### INSTRUCTIONS FOR THE TASK
Rewrite the data below with every occurrence of "price-badge-text" changed to "price-label" and everything else unchanged. Leave the pictures out of your answer.

↓↓↓

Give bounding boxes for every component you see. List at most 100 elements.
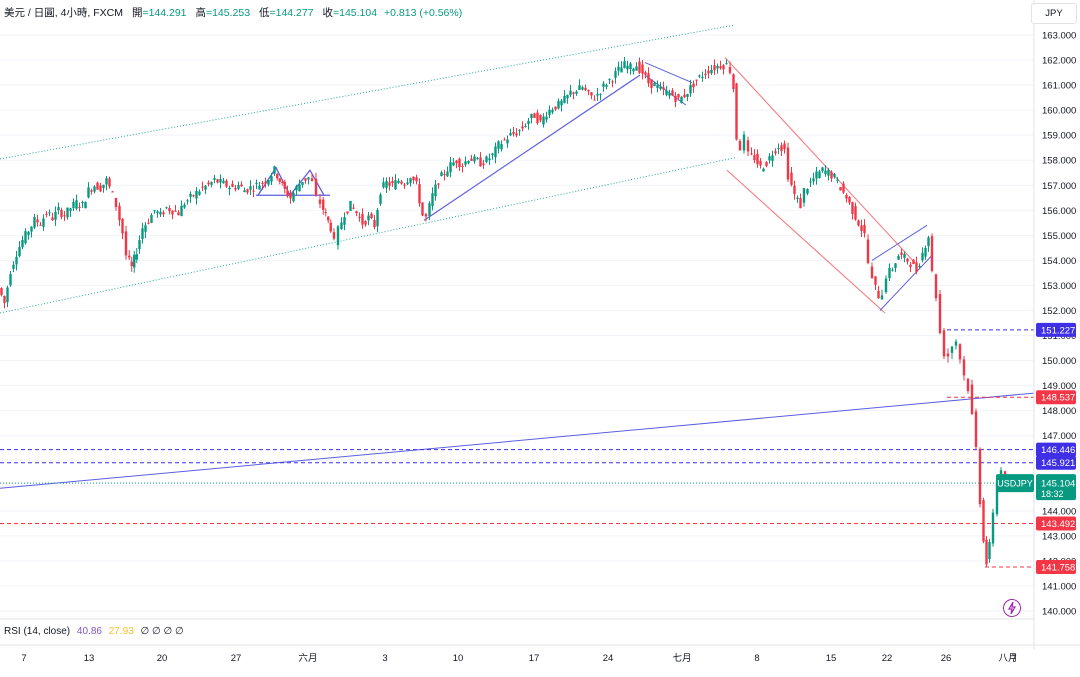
candle-body (891, 269, 894, 271)
price-badge-text: 148.537 (1041, 393, 1075, 404)
close-label: 收 (322, 7, 333, 19)
candle-body (995, 481, 999, 515)
candle-body (848, 196, 851, 203)
candle-body (988, 542, 991, 560)
candle-body (756, 153, 759, 165)
candle-body (108, 178, 111, 187)
candle-body (388, 182, 391, 186)
candle-body (750, 153, 753, 155)
y-tick-label: 140.000 (1042, 607, 1076, 618)
currency-button[interactable]: JPY (1031, 3, 1077, 24)
candle-body (774, 151, 777, 154)
candle-body (237, 185, 240, 189)
candle-body (674, 95, 677, 102)
candle-body (686, 93, 689, 97)
x-tick-label: 17 (529, 653, 540, 664)
candle-body (105, 178, 108, 185)
candle-body (912, 259, 915, 264)
candle-body (243, 190, 246, 193)
candle-body (382, 182, 385, 188)
price-badge-bg (1036, 455, 1076, 470)
candle-body (443, 173, 446, 175)
open-value: =144.291 (142, 7, 187, 19)
candle-body (0, 288, 3, 295)
candle-body (147, 222, 150, 224)
candle-body (877, 290, 880, 299)
candle-body (482, 163, 485, 165)
candle-body (563, 95, 566, 103)
candle-body (611, 81, 614, 83)
candle-body (578, 85, 581, 90)
candle-body (845, 194, 848, 199)
candle-body (647, 73, 650, 84)
candle-body (27, 231, 30, 235)
x-axis: 7 13 20 27 六月 3 10 17 24 七月 8 15 22 26 八月7 (0, 644, 1080, 664)
candle-body (515, 133, 518, 136)
candle-body (66, 207, 69, 218)
candle-body (683, 94, 686, 98)
candle-body (900, 252, 903, 255)
candle-body (488, 158, 491, 161)
price-badge-text: 141.758 (1041, 562, 1075, 573)
candle-body (894, 263, 897, 269)
candle-body (799, 198, 802, 209)
candle-body (584, 87, 587, 90)
candle-body (677, 94, 680, 98)
candle-body (644, 72, 647, 75)
candle-body (860, 225, 863, 232)
candle-body (732, 74, 735, 89)
candle-body (509, 133, 512, 136)
wedge-upper (871, 224, 928, 261)
y-tick-label: 163.000 (1042, 31, 1076, 42)
candle-body (802, 188, 806, 203)
candle-body (623, 61, 626, 68)
candles (0, 57, 1011, 567)
candle-body (854, 206, 857, 220)
candle-body (713, 65, 716, 71)
x-tick-label: 27 (231, 653, 242, 664)
candle-body (150, 215, 153, 223)
symbol-title[interactable]: 美元 / 日圓, 4小時, FXCM (4, 7, 124, 19)
candle-body (213, 178, 216, 180)
candle-body (446, 171, 449, 177)
candle-body (780, 145, 783, 152)
candle-body (599, 93, 602, 95)
price-badge-text: 145.921 (1041, 458, 1075, 469)
candle-body (45, 213, 48, 215)
y-tick-label: 162.000 (1042, 56, 1076, 67)
candle-body (391, 181, 394, 184)
candle-body (72, 202, 75, 209)
candle-body (329, 222, 332, 232)
candle-body (545, 116, 548, 120)
candle-body (698, 75, 701, 77)
candle-body (587, 90, 590, 92)
lightning-icon[interactable] (1003, 599, 1021, 617)
candle-body (530, 113, 533, 119)
candle-body (192, 195, 195, 197)
candle-body (314, 178, 318, 196)
y-tick-label: 158.000 (1042, 156, 1076, 167)
candle-body (467, 161, 470, 164)
candle-body (593, 99, 596, 101)
rsi-ma-value: 27.93 (108, 626, 134, 637)
candle-body (656, 85, 659, 88)
y-tick-label: 160.000 (1042, 106, 1076, 117)
open-label: 開 (131, 7, 143, 19)
candle-body (479, 157, 482, 167)
y-tick-label: 153.000 (1042, 281, 1076, 292)
candle-body (174, 210, 177, 212)
candle-body (978, 448, 982, 505)
candle-body (614, 71, 617, 78)
candle-body (906, 258, 909, 262)
candle-body (270, 176, 273, 182)
candle-body (557, 101, 560, 109)
candle-body (653, 82, 656, 87)
candle-body (554, 106, 557, 110)
rsi-legend[interactable]: RSI (14, close) 40.86 27.93 ∅ ∅ ∅ ∅ (4, 626, 184, 637)
candle-body (138, 240, 141, 250)
candle-body (261, 182, 264, 184)
candle-body (322, 199, 325, 210)
candle-body (765, 161, 768, 166)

↑↑↑

### EXPECTED OUTPUT
Give bounding boxes for every component you see. List at most 100 elements.
candle-body (891, 269, 894, 271)
price-label: 148.537 (1041, 393, 1075, 404)
close-label: 收 (322, 7, 333, 19)
candle-body (995, 481, 999, 515)
candle-body (848, 196, 851, 203)
candle-body (988, 542, 991, 560)
candle-body (756, 153, 759, 165)
candle-body (108, 178, 111, 187)
candle-body (388, 182, 391, 186)
candle-body (750, 153, 753, 155)
y-tick-label: 140.000 (1042, 607, 1076, 618)
currency-button[interactable]: JPY (1031, 3, 1077, 24)
candle-body (774, 151, 777, 154)
candle-body (237, 185, 240, 189)
candle-body (674, 95, 677, 102)
candle-body (686, 93, 689, 97)
x-tick-label: 17 (529, 653, 540, 664)
candle-body (105, 178, 108, 185)
candle-body (912, 259, 915, 264)
candle-body (243, 190, 246, 193)
candle-body (382, 182, 385, 188)
price-badge-bg (1036, 455, 1076, 470)
candle-body (443, 173, 446, 175)
open-value: =144.291 (142, 7, 187, 19)
candle-body (0, 288, 3, 295)
candle-body (147, 222, 150, 224)
candle-body (877, 290, 880, 299)
candle-body (482, 163, 485, 165)
candle-body (563, 95, 566, 103)
candle-body (611, 81, 614, 83)
candle-body (578, 85, 581, 90)
candle-body (845, 194, 848, 199)
candle-body (647, 73, 650, 84)
candle-body (27, 231, 30, 235)
x-axis: 7 13 20 27 六月 3 10 17 24 七月 8 15 22 26 八月7 (0, 644, 1080, 664)
candle-body (515, 133, 518, 136)
candle-body (66, 207, 69, 218)
candle-body (683, 94, 686, 98)
candle-body (900, 252, 903, 255)
candle-body (488, 158, 491, 161)
price-label: 141.758 (1041, 562, 1075, 573)
candle-body (894, 263, 897, 269)
candle-body (799, 198, 802, 209)
candle-body (584, 87, 587, 90)
candle-body (677, 94, 680, 98)
candle-body (644, 72, 647, 75)
candle-body (860, 225, 863, 232)
candle-body (732, 74, 735, 89)
candle-body (509, 133, 512, 136)
wedge-upper (871, 224, 928, 261)
y-tick-label: 163.000 (1042, 31, 1076, 42)
candle-body (802, 188, 806, 203)
candle-body (623, 61, 626, 68)
candles (0, 57, 1011, 567)
candle-body (854, 206, 857, 220)
candle-body (713, 65, 716, 71)
x-tick-label: 27 (231, 653, 242, 664)
candle-body (150, 215, 153, 223)
symbol-title[interactable]: 美元 / 日圓, 4小時, FXCM (4, 7, 124, 19)
candle-body (213, 178, 216, 180)
candle-body (446, 171, 449, 177)
candle-body (780, 145, 783, 152)
candle-body (599, 93, 602, 95)
price-label: 145.921 (1041, 458, 1075, 469)
candle-body (45, 213, 48, 215)
y-tick-label: 162.000 (1042, 56, 1076, 67)
candle-body (391, 181, 394, 184)
candle-body (72, 202, 75, 209)
candle-body (329, 222, 332, 232)
candle-body (545, 116, 548, 120)
candle-body (698, 75, 701, 77)
candle-body (587, 90, 590, 92)
lightning-icon[interactable] (1003, 599, 1021, 617)
candle-body (530, 113, 533, 119)
candle-body (192, 195, 195, 197)
candle-body (314, 178, 318, 196)
y-tick-label: 158.000 (1042, 156, 1076, 167)
candle-body (467, 161, 470, 164)
candle-body (593, 99, 596, 101)
rsi-ma-value: 27.93 (108, 626, 134, 637)
candle-body (656, 85, 659, 88)
y-tick-label: 160.000 (1042, 106, 1076, 117)
open-label: 開 (131, 7, 143, 19)
candle-body (479, 157, 482, 167)
y-tick-label: 153.000 (1042, 281, 1076, 292)
candle-body (174, 210, 177, 212)
candle-body (978, 448, 982, 505)
candle-body (614, 71, 617, 78)
candle-body (906, 258, 909, 262)
candle-body (270, 176, 273, 182)
candle-body (557, 101, 560, 109)
candle-body (653, 82, 656, 87)
candle-body (554, 106, 557, 110)
rsi-legend[interactable]: RSI (14, close) 40.86 27.93 ∅ ∅ ∅ ∅ (4, 626, 184, 637)
candle-body (138, 240, 141, 250)
candle-body (261, 182, 264, 184)
candle-body (322, 199, 325, 210)
candle-body (765, 161, 768, 166)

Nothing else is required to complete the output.